§ Listed entries:
## Start
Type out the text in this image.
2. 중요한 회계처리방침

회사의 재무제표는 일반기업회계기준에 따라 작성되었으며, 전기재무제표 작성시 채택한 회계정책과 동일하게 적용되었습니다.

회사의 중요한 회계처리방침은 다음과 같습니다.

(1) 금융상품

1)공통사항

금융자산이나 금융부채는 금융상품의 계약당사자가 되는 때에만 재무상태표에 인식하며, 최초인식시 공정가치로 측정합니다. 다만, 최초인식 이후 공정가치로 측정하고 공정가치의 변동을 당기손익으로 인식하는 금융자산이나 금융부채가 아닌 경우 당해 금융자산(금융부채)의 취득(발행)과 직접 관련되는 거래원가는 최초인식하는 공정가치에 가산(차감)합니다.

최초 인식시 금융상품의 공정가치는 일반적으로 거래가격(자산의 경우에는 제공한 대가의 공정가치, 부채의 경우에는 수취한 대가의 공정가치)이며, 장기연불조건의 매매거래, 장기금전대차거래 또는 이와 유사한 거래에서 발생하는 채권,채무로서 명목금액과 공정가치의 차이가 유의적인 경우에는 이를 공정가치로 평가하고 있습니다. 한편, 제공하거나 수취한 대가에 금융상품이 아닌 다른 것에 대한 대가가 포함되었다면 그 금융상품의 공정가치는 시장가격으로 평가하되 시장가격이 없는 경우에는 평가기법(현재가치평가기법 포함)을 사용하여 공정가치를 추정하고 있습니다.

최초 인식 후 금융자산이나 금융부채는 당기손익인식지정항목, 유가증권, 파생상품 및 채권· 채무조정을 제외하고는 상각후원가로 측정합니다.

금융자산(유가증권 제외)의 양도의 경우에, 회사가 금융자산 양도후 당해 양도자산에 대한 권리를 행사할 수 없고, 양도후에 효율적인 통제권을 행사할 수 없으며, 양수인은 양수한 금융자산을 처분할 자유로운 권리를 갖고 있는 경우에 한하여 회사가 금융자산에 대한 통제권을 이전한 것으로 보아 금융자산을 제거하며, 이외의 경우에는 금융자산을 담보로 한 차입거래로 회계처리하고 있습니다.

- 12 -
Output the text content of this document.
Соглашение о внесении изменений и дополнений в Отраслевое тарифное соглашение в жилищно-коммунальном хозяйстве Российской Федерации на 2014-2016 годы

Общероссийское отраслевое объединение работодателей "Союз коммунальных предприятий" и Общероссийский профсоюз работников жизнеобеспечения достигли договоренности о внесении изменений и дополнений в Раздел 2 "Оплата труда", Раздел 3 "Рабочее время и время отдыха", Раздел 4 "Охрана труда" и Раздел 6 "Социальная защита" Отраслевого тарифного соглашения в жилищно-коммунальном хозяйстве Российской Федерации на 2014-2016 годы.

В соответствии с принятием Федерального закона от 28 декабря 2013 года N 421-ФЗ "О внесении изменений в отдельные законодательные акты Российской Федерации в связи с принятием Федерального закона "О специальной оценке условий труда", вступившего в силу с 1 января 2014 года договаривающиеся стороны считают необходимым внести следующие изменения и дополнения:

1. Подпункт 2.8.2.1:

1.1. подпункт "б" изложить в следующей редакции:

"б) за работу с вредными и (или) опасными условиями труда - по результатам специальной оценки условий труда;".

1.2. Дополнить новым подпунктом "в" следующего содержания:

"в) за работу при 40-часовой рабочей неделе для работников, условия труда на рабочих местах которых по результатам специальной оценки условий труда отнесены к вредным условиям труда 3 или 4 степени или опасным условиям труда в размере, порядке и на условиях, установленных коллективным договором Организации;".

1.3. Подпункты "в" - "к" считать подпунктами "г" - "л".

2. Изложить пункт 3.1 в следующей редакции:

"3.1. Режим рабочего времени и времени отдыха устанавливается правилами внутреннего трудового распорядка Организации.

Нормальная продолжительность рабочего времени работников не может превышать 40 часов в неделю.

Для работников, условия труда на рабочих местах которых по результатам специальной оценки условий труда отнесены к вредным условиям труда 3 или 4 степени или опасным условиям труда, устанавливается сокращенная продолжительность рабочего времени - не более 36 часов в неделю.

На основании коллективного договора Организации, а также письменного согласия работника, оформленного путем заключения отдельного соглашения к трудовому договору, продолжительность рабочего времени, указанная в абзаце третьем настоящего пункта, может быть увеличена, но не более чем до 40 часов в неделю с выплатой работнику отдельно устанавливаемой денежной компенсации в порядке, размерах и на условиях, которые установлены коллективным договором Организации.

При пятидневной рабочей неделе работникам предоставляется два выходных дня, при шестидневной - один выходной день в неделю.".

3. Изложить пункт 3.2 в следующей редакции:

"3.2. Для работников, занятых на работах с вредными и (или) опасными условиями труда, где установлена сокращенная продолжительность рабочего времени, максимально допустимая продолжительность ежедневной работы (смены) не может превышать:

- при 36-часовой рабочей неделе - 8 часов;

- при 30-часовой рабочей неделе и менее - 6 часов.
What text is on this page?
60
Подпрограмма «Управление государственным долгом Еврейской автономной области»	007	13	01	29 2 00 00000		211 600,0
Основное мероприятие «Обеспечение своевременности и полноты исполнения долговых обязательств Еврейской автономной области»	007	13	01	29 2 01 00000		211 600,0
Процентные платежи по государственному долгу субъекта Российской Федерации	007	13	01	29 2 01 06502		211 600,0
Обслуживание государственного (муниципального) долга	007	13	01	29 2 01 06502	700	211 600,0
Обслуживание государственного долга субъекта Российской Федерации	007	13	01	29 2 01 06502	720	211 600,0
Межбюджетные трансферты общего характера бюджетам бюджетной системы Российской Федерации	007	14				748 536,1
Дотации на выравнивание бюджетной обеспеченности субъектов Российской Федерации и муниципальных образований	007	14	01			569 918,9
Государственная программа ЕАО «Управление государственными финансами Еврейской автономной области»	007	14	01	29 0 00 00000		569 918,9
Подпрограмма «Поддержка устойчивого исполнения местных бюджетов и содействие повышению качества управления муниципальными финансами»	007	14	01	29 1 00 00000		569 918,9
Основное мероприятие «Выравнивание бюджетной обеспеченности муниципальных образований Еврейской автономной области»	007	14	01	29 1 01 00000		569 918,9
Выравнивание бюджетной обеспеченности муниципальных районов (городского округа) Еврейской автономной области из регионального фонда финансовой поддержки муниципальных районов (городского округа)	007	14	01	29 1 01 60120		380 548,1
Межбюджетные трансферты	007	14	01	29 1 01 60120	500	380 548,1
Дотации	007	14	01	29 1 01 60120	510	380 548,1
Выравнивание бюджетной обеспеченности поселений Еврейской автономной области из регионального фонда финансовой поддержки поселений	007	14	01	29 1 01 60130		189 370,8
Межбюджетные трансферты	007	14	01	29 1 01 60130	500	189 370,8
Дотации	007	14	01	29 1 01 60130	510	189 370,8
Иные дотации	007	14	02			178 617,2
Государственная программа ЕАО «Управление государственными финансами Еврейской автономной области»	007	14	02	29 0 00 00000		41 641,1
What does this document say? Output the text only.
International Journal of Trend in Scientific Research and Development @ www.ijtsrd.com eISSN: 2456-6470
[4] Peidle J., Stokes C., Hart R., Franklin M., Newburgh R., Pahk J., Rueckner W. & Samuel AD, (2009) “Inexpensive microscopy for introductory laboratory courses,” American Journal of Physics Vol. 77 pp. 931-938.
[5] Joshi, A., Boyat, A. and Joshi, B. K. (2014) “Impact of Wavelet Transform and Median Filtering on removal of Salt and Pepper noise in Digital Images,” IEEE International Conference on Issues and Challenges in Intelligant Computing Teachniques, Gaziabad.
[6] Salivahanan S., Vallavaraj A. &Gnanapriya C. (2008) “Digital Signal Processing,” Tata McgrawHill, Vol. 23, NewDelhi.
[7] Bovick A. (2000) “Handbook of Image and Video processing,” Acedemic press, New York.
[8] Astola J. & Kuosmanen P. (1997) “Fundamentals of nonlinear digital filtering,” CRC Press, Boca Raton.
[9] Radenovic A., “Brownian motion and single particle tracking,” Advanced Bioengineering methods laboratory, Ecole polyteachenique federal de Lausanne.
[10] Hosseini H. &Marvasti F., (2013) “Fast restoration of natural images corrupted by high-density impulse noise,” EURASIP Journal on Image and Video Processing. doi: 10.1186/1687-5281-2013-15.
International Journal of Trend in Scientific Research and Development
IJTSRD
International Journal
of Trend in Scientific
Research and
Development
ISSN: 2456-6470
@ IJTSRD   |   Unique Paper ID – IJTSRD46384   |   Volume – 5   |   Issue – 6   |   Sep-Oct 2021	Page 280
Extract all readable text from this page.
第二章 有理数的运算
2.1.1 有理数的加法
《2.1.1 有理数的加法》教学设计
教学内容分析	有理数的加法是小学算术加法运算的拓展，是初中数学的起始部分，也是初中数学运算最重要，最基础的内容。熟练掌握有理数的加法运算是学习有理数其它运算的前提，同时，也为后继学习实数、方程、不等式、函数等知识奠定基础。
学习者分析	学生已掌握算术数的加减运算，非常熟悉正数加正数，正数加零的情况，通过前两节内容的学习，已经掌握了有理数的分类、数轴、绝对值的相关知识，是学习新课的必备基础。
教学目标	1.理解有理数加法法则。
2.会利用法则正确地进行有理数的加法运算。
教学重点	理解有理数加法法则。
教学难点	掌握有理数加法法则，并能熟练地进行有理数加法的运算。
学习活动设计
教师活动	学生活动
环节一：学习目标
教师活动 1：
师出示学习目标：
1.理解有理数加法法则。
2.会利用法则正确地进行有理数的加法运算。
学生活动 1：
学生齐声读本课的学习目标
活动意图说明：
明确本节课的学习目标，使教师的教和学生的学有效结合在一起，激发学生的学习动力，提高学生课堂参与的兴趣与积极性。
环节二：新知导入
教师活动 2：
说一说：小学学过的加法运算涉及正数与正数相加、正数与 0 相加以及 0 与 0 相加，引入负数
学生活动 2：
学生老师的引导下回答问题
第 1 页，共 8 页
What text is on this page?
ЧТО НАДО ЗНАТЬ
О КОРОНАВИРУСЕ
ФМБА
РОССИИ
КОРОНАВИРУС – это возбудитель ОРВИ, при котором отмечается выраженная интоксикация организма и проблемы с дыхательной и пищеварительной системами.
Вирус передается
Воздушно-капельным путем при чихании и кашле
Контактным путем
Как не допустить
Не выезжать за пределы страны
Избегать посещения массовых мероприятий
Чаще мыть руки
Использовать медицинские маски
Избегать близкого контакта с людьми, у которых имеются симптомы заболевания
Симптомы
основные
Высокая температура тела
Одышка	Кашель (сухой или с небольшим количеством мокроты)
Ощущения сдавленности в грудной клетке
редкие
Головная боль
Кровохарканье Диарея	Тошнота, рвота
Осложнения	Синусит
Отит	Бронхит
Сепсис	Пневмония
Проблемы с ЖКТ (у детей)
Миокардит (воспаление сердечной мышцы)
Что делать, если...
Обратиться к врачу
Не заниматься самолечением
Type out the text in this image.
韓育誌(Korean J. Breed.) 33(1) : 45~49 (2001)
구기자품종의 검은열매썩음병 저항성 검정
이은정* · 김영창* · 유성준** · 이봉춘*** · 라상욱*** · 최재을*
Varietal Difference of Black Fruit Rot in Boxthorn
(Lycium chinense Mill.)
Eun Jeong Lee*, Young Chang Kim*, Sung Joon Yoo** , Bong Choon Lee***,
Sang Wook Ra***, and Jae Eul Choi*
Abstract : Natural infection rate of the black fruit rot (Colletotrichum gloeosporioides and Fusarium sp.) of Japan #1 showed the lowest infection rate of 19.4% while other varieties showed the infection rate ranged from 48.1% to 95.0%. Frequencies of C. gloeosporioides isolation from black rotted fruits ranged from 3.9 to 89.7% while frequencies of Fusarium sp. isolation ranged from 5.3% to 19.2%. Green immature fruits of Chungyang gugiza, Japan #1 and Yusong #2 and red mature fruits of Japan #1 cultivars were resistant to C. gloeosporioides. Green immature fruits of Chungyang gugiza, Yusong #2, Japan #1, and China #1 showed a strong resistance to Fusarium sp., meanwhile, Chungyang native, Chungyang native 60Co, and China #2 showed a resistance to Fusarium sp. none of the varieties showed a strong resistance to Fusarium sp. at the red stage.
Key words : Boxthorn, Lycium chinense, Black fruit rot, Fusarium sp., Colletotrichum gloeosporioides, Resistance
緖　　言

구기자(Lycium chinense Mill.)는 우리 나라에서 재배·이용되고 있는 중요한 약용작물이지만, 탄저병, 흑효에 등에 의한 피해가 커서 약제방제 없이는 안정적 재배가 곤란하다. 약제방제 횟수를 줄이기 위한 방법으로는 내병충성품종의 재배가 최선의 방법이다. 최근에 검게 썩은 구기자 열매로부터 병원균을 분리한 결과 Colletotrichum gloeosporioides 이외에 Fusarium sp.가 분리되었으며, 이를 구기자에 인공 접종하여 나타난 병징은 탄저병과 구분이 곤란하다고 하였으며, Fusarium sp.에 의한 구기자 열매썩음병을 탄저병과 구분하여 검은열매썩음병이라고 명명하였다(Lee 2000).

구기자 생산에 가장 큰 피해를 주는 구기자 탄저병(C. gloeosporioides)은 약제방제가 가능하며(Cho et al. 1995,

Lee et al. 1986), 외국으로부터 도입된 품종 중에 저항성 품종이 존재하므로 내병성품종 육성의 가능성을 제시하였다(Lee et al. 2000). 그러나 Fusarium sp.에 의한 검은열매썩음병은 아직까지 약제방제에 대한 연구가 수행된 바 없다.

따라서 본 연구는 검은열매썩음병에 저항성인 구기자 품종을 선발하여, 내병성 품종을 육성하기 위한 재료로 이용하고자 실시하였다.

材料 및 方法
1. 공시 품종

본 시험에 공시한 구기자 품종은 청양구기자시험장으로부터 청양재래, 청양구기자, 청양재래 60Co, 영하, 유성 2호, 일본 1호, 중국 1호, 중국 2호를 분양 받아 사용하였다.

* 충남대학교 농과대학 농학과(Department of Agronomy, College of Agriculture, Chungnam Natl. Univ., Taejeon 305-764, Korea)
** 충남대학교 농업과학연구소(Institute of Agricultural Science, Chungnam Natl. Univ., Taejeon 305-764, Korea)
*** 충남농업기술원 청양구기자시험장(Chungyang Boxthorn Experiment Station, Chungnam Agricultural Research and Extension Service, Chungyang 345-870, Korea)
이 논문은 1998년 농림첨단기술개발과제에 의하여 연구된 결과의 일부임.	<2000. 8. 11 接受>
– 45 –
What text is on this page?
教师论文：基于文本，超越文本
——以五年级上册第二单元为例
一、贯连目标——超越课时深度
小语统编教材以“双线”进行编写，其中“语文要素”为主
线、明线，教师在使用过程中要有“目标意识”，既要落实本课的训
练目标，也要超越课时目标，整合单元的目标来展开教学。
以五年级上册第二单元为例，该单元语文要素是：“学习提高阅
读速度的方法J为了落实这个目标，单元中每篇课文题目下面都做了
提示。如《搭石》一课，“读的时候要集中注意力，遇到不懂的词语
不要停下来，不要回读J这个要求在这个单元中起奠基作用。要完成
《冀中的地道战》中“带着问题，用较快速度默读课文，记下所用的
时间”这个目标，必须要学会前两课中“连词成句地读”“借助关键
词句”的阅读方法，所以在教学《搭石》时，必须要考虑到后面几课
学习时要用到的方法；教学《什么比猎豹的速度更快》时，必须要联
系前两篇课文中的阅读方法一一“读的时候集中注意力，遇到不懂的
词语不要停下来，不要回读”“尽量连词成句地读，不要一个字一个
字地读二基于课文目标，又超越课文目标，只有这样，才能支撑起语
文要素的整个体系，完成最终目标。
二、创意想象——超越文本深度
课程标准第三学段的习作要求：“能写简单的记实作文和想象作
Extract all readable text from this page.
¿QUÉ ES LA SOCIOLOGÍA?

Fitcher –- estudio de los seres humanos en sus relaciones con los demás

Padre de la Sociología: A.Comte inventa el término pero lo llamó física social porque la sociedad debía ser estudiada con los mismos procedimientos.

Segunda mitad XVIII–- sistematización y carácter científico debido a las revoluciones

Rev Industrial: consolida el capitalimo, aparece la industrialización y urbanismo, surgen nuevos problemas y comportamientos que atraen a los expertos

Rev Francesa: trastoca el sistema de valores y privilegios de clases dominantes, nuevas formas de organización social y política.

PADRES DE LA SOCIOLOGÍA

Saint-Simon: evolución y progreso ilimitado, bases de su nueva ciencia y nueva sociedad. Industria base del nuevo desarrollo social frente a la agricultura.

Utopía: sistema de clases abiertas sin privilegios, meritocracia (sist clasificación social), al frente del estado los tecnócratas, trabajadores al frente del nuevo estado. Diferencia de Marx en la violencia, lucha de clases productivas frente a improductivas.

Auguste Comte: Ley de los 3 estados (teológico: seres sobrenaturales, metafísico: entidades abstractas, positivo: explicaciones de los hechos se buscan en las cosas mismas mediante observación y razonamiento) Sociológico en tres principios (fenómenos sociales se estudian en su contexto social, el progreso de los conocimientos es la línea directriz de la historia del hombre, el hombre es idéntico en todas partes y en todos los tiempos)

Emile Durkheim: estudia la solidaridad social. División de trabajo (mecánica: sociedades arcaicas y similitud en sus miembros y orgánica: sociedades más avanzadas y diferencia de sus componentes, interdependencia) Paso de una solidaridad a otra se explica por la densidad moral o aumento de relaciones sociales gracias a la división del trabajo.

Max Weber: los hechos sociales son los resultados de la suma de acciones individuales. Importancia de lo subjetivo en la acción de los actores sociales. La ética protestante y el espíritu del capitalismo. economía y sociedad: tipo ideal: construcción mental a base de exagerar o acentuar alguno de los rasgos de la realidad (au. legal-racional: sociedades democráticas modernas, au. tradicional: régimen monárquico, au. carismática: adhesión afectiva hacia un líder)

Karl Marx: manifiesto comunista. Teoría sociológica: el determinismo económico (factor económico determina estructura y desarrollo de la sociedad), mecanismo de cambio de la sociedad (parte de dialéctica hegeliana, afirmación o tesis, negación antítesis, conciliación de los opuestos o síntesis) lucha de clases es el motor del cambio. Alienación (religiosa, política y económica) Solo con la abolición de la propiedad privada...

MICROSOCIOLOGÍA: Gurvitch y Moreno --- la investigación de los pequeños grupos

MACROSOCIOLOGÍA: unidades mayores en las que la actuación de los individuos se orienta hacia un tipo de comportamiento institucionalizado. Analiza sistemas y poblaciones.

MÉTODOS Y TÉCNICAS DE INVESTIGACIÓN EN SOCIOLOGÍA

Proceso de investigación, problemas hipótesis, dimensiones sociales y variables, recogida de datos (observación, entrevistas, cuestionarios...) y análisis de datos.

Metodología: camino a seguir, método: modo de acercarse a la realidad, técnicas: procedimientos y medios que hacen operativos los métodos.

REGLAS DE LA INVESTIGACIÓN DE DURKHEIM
## End
§ Exercise details:
From the data, collect all lines where the string "유가증권" appears.

§ Solution to the problem:
최초 인식 후 금융자산이나 금융부채는 당기손익인식지정항목, 유가증권, 파생상품 및 채권· 채무조정을 제외하고는 상각후원가로 측정합니다.
금융자산(유가증권 제외)의 양도의 경우에, 회사가 금융자산 양도후 당해 양도자산에 대한 권리를 행사할 수 없고, 양도후에 효율적인 통제권을 행사할 수 없으며, 양수인은 양수한 금융자산을 처분할 자유로운 권리를 갖고 있는 경우에 한하여 회사가 금융자산에 대한 통제권을 이전한 것으로 보아 금융자산을 제거하며, 이외의 경우에는 금융자산을 담보로 한 차입거래로 회계처리하고 있습니다.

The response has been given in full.